**Exercise aim:**
Exactly as written, please set down all of the entries again, with no pictures.

**Input rows:**
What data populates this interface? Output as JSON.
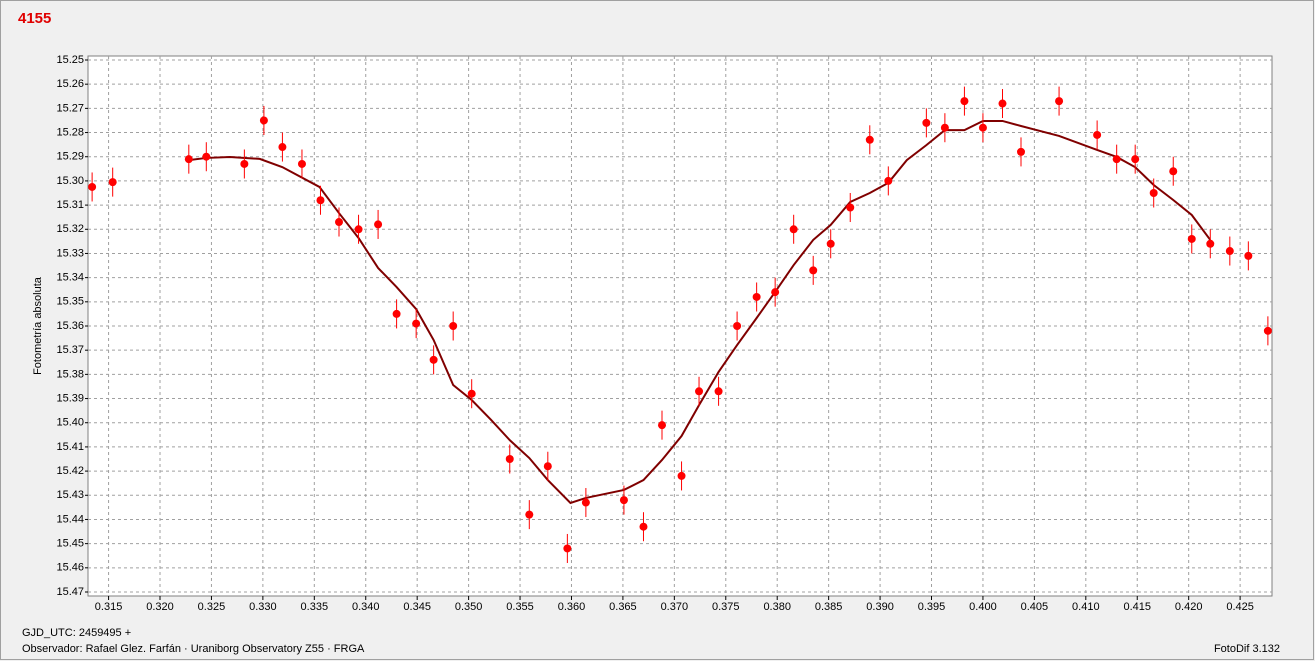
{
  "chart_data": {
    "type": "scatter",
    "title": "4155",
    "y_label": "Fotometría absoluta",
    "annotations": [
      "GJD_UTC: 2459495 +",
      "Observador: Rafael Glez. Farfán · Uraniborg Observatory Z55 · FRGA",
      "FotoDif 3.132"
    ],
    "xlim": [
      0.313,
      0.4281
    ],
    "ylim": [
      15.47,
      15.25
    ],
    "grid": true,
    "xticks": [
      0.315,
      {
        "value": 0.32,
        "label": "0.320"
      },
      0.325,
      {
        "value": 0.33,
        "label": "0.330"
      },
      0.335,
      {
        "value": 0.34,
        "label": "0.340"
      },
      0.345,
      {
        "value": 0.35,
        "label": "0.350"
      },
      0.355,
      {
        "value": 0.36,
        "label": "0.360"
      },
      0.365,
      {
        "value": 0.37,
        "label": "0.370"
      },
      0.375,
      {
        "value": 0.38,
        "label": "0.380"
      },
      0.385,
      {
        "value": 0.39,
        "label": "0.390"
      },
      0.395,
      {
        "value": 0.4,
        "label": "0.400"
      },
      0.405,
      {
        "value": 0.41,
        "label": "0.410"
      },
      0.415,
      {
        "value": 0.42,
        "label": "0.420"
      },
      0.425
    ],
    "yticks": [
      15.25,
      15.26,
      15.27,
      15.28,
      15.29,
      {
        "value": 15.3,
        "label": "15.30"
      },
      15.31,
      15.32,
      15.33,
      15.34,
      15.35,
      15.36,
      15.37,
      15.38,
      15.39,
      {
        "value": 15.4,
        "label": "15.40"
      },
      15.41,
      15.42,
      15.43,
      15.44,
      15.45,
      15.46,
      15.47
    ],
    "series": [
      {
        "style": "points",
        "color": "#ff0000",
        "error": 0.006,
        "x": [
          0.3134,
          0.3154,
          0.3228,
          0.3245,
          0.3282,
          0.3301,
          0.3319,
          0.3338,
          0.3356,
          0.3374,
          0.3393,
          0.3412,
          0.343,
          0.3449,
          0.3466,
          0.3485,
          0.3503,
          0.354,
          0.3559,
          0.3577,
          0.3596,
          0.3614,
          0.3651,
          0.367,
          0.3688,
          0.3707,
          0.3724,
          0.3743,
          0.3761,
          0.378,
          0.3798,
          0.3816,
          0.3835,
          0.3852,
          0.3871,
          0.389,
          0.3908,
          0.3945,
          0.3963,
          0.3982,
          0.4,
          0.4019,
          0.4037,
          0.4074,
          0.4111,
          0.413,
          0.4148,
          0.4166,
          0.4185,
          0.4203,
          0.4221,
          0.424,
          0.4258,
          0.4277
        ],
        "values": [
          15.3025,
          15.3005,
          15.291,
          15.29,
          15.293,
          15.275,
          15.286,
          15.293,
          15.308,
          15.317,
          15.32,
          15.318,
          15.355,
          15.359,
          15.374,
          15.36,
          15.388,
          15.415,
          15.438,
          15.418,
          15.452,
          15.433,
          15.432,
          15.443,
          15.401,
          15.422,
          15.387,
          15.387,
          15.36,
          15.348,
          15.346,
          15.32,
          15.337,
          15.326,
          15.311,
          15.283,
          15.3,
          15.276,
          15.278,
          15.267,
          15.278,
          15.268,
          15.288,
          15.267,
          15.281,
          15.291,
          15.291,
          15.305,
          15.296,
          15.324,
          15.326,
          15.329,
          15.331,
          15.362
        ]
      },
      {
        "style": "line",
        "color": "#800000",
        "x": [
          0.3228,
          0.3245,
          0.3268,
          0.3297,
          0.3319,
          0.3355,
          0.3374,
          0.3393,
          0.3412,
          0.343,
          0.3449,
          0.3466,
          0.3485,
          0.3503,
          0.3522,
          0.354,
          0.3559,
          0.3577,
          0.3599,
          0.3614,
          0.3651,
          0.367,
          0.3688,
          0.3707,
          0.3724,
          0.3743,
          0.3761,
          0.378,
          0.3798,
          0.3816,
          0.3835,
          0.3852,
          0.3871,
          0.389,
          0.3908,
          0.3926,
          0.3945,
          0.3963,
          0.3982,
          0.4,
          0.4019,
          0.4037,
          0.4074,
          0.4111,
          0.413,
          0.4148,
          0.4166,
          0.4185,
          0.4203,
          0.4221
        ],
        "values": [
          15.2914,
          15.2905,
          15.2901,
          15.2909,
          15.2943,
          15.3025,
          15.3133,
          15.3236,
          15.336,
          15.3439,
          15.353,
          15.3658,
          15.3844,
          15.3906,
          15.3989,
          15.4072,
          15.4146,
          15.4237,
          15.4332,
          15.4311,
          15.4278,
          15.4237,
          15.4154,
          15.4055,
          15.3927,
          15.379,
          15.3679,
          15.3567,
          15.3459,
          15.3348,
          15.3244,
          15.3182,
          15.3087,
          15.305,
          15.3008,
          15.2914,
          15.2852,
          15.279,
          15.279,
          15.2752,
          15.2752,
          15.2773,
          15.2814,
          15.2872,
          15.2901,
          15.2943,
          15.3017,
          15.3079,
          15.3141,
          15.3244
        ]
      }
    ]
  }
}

**Result below:**
What data populates this interface? Output as JSON.
{
  "chart_data": {
    "type": "scatter",
    "title": "4155",
    "y_label": "Fotometría absoluta",
    "annotations": [
      "GJD_UTC: 2459495 +",
      "Observador: Rafael Glez. Farfán · Uraniborg Observatory Z55 · FRGA",
      "FotoDif 3.132"
    ],
    "xlim": [
      0.313,
      0.4281
    ],
    "ylim": [
      15.47,
      15.25
    ],
    "grid": true,
    "xticks": [
      0.315,
      {
        "value": 0.32,
        "label": "0.320"
      },
      0.325,
      {
        "value": 0.33,
        "label": "0.330"
      },
      0.335,
      {
        "value": 0.34,
        "label": "0.340"
      },
      0.345,
      {
        "value": 0.35,
        "label": "0.350"
      },
      0.355,
      {
        "value": 0.36,
        "label": "0.360"
      },
      0.365,
      {
        "value": 0.37,
        "label": "0.370"
      },
      0.375,
      {
        "value": 0.38,
        "label": "0.380"
      },
      0.385,
      {
        "value": 0.39,
        "label": "0.390"
      },
      0.395,
      {
        "value": 0.4,
        "label": "0.400"
      },
      0.405,
      {
        "value": 0.41,
        "label": "0.410"
      },
      0.415,
      {
        "value": 0.42,
        "label": "0.420"
      },
      0.425
    ],
    "yticks": [
      15.25,
      15.26,
      15.27,
      15.28,
      15.29,
      {
        "value": 15.3,
        "label": "15.30"
      },
      15.31,
      15.32,
      15.33,
      15.34,
      15.35,
      15.36,
      15.37,
      15.38,
      15.39,
      {
        "value": 15.4,
        "label": "15.40"
      },
      15.41,
      15.42,
      15.43,
      15.44,
      15.45,
      15.46,
      15.47
    ],
    "series": [
      {
        "style": "points",
        "color": "#ff0000",
        "error": 0.006,
        "x": [
          0.3134,
          0.3154,
          0.3228,
          0.3245,
          0.3282,
          0.3301,
          0.3319,
          0.3338,
          0.3356,
          0.3374,
          0.3393,
          0.3412,
          0.343,
          0.3449,
          0.3466,
          0.3485,
          0.3503,
          0.354,
          0.3559,
          0.3577,
          0.3596,
          0.3614,
          0.3651,
          0.367,
          0.3688,
          0.3707,
          0.3724,
          0.3743,
          0.3761,
          0.378,
          0.3798,
          0.3816,
          0.3835,
          0.3852,
          0.3871,
          0.389,
          0.3908,
          0.3945,
          0.3963,
          0.3982,
          0.4,
          0.4019,
          0.4037,
          0.4074,
          0.4111,
          0.413,
          0.4148,
          0.4166,
          0.4185,
          0.4203,
          0.4221,
          0.424,
          0.4258,
          0.4277
        ],
        "values": [
          15.3025,
          15.3005,
          15.291,
          15.29,
          15.293,
          15.275,
          15.286,
          15.293,
          15.308,
          15.317,
          15.32,
          15.318,
          15.355,
          15.359,
          15.374,
          15.36,
          15.388,
          15.415,
          15.438,
          15.418,
          15.452,
          15.433,
          15.432,
          15.443,
          15.401,
          15.422,
          15.387,
          15.387,
          15.36,
          15.348,
          15.346,
          15.32,
          15.337,
          15.326,
          15.311,
          15.283,
          15.3,
          15.276,
          15.278,
          15.267,
          15.278,
          15.268,
          15.288,
          15.267,
          15.281,
          15.291,
          15.291,
          15.305,
          15.296,
          15.324,
          15.326,
          15.329,
          15.331,
          15.362
        ]
      },
      {
        "style": "line",
        "color": "#800000",
        "x": [
          0.3228,
          0.3245,
          0.3268,
          0.3297,
          0.3319,
          0.3355,
          0.3374,
          0.3393,
          0.3412,
          0.343,
          0.3449,
          0.3466,
          0.3485,
          0.3503,
          0.3522,
          0.354,
          0.3559,
          0.3577,
          0.3599,
          0.3614,
          0.3651,
          0.367,
          0.3688,
          0.3707,
          0.3724,
          0.3743,
          0.3761,
          0.378,
          0.3798,
          0.3816,
          0.3835,
          0.3852,
          0.3871,
          0.389,
          0.3908,
          0.3926,
          0.3945,
          0.3963,
          0.3982,
          0.4,
          0.4019,
          0.4037,
          0.4074,
          0.4111,
          0.413,
          0.4148,
          0.4166,
          0.4185,
          0.4203,
          0.4221
        ],
        "values": [
          15.2914,
          15.2905,
          15.2901,
          15.2909,
          15.2943,
          15.3025,
          15.3133,
          15.3236,
          15.336,
          15.3439,
          15.353,
          15.3658,
          15.3844,
          15.3906,
          15.3989,
          15.4072,
          15.4146,
          15.4237,
          15.4332,
          15.4311,
          15.4278,
          15.4237,
          15.4154,
          15.4055,
          15.3927,
          15.379,
          15.3679,
          15.3567,
          15.3459,
          15.3348,
          15.3244,
          15.3182,
          15.3087,
          15.305,
          15.3008,
          15.2914,
          15.2852,
          15.279,
          15.279,
          15.2752,
          15.2752,
          15.2773,
          15.2814,
          15.2872,
          15.2901,
          15.2943,
          15.3017,
          15.3079,
          15.3141,
          15.3244
        ]
      }
    ]
  }
}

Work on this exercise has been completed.